Reproduce the following material exactly, including every line.

────────────────

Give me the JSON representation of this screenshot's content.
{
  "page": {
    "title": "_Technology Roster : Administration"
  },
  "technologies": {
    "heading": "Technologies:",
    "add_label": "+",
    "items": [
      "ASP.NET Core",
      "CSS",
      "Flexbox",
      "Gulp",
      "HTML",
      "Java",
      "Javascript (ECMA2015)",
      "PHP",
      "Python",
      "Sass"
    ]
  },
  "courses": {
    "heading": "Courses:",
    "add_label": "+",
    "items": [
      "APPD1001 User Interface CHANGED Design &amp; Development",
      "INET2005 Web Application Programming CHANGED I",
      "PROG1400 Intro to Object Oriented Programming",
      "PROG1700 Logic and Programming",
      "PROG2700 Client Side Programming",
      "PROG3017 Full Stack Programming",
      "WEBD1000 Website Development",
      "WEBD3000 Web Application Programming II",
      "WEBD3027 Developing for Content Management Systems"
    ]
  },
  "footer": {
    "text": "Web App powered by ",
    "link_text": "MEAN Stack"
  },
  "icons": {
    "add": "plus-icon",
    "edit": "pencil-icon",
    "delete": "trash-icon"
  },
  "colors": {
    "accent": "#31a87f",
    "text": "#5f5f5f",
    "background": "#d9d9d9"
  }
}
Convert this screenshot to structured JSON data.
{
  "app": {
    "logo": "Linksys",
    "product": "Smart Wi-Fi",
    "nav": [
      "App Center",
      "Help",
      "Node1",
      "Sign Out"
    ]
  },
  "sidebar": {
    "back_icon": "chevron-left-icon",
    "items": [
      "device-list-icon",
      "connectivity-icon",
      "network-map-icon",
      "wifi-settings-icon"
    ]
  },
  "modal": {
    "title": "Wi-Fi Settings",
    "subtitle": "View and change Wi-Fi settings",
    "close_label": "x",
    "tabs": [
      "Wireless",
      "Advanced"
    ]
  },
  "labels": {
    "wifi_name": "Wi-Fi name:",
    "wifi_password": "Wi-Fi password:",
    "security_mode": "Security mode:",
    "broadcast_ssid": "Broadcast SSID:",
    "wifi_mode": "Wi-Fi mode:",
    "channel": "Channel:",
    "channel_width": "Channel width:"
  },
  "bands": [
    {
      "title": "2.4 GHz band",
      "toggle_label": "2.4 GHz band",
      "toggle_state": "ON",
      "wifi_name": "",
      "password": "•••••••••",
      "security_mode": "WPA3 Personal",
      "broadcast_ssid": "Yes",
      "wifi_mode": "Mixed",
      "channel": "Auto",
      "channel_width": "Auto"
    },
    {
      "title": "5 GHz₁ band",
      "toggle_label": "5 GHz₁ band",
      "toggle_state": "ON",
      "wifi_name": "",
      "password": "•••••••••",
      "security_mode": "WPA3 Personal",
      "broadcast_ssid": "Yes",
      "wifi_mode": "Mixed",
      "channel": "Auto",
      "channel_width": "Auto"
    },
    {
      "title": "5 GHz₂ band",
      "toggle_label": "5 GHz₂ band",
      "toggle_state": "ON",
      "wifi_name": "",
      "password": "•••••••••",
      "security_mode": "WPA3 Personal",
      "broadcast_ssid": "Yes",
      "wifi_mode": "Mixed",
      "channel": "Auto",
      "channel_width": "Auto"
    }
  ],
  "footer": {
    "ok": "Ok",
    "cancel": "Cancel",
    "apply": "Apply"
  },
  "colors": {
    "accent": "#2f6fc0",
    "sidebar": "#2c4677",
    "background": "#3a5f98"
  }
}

────────────────

Problem solution:
Give me the JSON representation of this screenshot's content.
{
  "page": {
    "title": "_Technology Roster : Administration"
  },
  "technologies": {
    "heading": "Technologies:",
    "add_label": "+",
    "items": [
      "ASP.NET Core",
      "CSS",
      "Flexbox",
      "Gulp",
      "HTML",
      "Java",
      "Javascript (ECMA2015)",
      "PHP",
      "Python",
      "Sass"
    ]
  },
  "courses": {
    "heading": "Courses:",
    "add_label": "+",
    "items": [
      "APPD1001 User Interface CHANGED Design &amp; Development",
      "INET2005 Web Application Programming CHANGED I",
      "PROG1400 Intro to Object Oriented Programming",
      "PROG1700 Logic and Programming",
      "PROG2700 Client Side Programming",
      "PROG3017 Full Stack Programming",
      "WEBD1000 Website Development",
      "WEBD3000 Web Application Programming II",
      "WEBD3027 Developing for Content Management Systems"
    ]
  },
  "footer": {
    "text": "Web App powered by ",
    "link_text": "MEAN Stack"
  },
  "icons": {
    "add": "plus-icon",
    "edit": "pencil-icon",
    "delete": "trash-icon"
  },
  "colors": {
    "accent": "#31a87f",
    "text": "#5f5f5f",
    "background": "#d9d9d9"
  }
}
Convert this screenshot to structured JSON data.
{
  "app": {
    "logo": "Linksys",
    "product": "Smart Wi-Fi",
    "nav": [
      "App Center",
      "Help",
      "Node1",
      "Sign Out"
    ]
  },
  "sidebar": {
    "back_icon": "chevron-left-icon",
    "items": [
      "device-list-icon",
      "connectivity-icon",
      "network-map-icon",
      "wifi-settings-icon"
    ]
  },
  "modal": {
    "title": "Wi-Fi Settings",
    "subtitle": "View and change Wi-Fi settings",
    "close_label": "x",
    "tabs": [
      "Wireless",
      "Advanced"
    ]
  },
  "labels": {
    "wifi_name": "Wi-Fi name:",
    "wifi_password": "Wi-Fi password:",
    "security_mode": "Security mode:",
    "broadcast_ssid": "Broadcast SSID:",
    "wifi_mode": "Wi-Fi mode:",
    "channel": "Channel:",
    "channel_width": "Channel width:"
  },
  "bands": [
    {
      "title": "2.4 GHz band",
      "toggle_label": "2.4 GHz band",
      "toggle_state": "ON",
      "wifi_name": "",
      "password": "•••••••••",
      "security_mode": "WPA3 Personal",
      "broadcast_ssid": "Yes",
      "wifi_mode": "Mixed",
      "channel": "Auto",
      "channel_width": "Auto"
    },
    {
      "title": "5 GHz₁ band",
      "toggle_label": "5 GHz₁ band",
      "toggle_state": "ON",
      "wifi_name": "",
      "password": "•••••••••",
      "security_mode": "WPA3 Personal",
      "broadcast_ssid": "Yes",
      "wifi_mode": "Mixed",
      "channel": "Auto",
      "channel_width": "Auto"
    },
    {
      "title": "5 GHz₂ band",
      "toggle_label": "5 GHz₂ band",
      "toggle_state": "ON",
      "wifi_name": "",
      "password": "•••••••••",
      "security_mode": "WPA3 Personal",
      "broadcast_ssid": "Yes",
      "wifi_mode": "Mixed",
      "channel": "Auto",
      "channel_width": "Auto"
    }
  ],
  "footer": {
    "ok": "Ok",
    "cancel": "Cancel",
    "apply": "Apply"
  },
  "colors": {
    "accent": "#2f6fc0",
    "sidebar": "#2c4677",
    "background": "#3a5f98"
  }
}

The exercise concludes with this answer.